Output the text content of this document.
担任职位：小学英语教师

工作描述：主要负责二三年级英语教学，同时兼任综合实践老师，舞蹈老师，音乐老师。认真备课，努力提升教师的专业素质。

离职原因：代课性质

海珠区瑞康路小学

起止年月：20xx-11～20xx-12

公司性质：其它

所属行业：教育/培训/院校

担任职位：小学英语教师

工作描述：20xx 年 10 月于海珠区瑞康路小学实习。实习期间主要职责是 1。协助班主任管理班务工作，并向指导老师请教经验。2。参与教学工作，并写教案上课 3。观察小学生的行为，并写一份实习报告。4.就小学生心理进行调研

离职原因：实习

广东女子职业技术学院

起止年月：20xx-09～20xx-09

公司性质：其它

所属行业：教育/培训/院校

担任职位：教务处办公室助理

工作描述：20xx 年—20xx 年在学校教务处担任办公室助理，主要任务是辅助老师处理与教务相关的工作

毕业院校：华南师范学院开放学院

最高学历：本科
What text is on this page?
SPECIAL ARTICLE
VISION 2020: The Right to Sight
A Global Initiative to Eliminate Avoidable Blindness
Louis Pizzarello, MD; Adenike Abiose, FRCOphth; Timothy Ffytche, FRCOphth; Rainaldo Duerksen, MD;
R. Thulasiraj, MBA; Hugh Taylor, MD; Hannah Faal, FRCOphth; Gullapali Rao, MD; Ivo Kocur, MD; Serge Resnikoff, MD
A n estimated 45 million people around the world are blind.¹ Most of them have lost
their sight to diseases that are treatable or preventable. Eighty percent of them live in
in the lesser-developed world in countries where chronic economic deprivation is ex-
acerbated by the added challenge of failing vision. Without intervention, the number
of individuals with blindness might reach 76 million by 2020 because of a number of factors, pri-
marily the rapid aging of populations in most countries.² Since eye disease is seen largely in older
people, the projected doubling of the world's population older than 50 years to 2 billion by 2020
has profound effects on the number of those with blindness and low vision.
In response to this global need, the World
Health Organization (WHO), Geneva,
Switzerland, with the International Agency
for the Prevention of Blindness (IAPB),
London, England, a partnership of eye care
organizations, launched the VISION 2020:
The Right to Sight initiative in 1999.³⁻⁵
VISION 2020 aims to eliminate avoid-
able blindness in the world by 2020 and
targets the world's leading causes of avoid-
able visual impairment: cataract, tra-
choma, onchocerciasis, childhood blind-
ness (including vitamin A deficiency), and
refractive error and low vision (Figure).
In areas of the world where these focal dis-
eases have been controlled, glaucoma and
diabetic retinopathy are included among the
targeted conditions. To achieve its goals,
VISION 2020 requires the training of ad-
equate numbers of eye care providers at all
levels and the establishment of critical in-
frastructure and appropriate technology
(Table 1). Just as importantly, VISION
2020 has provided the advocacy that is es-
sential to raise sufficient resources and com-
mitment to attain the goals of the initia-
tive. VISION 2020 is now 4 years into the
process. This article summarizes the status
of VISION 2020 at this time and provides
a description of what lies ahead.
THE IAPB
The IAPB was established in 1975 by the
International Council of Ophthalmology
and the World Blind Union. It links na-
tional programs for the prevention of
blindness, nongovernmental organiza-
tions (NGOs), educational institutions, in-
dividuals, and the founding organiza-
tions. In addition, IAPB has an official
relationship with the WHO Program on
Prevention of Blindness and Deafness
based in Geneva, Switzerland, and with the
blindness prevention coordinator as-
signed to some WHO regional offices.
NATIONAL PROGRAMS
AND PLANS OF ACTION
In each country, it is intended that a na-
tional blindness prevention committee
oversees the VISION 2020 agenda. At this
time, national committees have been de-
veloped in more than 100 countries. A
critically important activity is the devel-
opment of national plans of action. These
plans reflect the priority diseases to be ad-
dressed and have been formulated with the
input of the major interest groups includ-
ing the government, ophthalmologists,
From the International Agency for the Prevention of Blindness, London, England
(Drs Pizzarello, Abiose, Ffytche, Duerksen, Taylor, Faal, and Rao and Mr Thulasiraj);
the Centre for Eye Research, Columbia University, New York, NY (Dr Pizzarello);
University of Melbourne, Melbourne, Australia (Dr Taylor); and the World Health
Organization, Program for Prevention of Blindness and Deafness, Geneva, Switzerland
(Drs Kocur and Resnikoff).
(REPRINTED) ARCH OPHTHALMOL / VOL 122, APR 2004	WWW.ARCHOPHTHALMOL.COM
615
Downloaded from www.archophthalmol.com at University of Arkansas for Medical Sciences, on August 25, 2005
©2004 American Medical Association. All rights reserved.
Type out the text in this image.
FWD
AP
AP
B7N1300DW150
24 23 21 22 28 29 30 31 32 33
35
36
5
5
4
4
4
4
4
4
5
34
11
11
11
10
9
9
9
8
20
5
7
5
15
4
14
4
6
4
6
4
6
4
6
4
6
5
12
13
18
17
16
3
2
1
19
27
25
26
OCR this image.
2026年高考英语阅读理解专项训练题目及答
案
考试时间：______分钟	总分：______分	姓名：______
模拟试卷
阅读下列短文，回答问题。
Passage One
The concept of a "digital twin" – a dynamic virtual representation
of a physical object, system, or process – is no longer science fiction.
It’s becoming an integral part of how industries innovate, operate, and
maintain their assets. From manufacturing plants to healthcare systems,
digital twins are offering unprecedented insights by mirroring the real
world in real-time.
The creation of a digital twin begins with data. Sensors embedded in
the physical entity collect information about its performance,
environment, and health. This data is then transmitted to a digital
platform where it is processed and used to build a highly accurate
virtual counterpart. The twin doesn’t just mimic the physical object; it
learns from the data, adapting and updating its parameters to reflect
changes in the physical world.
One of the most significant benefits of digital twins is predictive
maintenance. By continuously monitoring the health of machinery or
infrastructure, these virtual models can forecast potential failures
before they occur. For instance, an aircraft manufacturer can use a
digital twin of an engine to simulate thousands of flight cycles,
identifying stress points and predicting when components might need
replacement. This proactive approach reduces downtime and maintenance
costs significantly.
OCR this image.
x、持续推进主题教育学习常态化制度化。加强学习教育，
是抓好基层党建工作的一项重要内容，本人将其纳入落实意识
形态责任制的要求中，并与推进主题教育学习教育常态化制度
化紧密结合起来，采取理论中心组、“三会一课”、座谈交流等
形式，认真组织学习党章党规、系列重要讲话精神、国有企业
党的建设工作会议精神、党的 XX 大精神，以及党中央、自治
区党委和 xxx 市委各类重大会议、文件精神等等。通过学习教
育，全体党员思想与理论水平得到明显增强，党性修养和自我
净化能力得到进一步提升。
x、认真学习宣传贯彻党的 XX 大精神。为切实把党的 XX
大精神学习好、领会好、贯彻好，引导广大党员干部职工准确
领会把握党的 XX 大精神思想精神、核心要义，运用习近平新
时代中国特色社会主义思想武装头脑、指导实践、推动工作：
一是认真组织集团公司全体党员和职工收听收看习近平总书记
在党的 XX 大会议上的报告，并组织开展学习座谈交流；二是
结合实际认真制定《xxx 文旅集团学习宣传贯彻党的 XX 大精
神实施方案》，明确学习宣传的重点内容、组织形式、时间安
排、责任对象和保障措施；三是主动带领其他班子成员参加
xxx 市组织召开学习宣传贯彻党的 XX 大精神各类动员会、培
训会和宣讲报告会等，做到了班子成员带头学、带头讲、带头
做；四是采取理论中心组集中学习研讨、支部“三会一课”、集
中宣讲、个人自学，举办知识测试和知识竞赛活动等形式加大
==========
** Your instructions **
Reply with the number of lines in the preceding entries that contain "三会一课", and no other words.

** Problem solution **
2